> [Stated problem]: How many lines of the data hold the word "power"? State the number and nothing else.

Collection entries:
+===+
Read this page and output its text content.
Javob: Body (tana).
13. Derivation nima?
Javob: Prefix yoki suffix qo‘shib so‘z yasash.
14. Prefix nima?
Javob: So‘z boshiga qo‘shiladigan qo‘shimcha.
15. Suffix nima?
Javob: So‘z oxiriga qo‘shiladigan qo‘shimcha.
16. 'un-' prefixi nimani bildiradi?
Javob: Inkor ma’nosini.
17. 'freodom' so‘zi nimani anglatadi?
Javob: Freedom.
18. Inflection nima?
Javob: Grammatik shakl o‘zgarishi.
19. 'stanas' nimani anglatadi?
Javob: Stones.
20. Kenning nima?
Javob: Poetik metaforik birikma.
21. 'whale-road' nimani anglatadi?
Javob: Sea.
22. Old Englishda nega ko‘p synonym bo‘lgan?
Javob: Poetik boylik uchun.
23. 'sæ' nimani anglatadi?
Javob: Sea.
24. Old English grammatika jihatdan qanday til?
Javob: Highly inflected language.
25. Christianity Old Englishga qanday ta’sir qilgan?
+===+
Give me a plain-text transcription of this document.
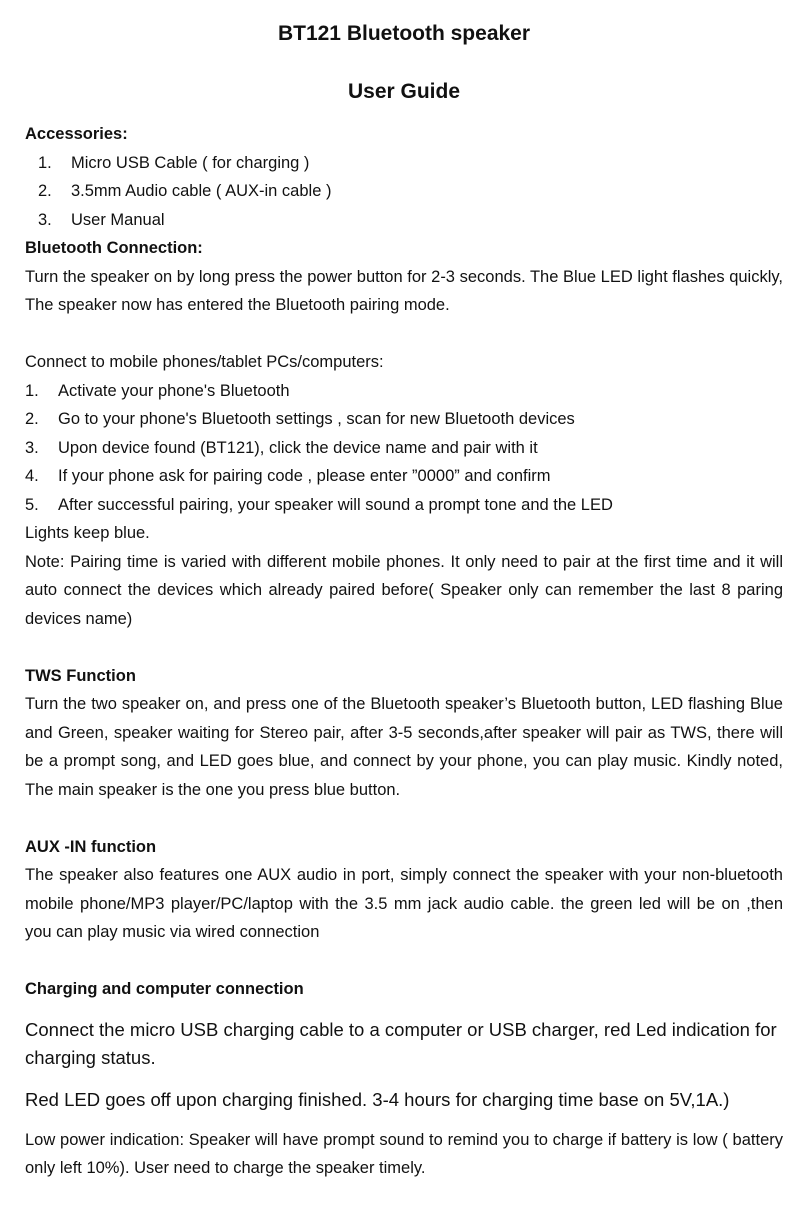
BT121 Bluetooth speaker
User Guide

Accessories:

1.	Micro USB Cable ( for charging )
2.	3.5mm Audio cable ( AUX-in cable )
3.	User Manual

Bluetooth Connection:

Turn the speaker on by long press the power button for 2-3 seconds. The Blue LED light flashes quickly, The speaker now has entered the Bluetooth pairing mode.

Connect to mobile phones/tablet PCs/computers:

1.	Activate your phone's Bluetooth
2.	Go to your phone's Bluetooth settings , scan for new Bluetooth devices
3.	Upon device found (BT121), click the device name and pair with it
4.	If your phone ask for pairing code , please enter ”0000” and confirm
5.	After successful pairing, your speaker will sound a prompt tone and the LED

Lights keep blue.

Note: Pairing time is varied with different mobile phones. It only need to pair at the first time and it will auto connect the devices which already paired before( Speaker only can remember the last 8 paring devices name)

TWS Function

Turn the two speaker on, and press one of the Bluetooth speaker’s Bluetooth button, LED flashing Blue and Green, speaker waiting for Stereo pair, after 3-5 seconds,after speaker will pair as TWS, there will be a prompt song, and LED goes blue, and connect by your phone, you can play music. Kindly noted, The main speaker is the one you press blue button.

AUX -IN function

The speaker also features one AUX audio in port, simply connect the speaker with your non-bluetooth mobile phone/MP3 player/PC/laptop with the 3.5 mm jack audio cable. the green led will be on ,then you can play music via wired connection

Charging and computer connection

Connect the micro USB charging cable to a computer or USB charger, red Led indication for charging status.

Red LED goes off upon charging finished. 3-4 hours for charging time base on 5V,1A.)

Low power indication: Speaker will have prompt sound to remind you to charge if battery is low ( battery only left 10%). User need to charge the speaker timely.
+===+
> [Output of the task]: 2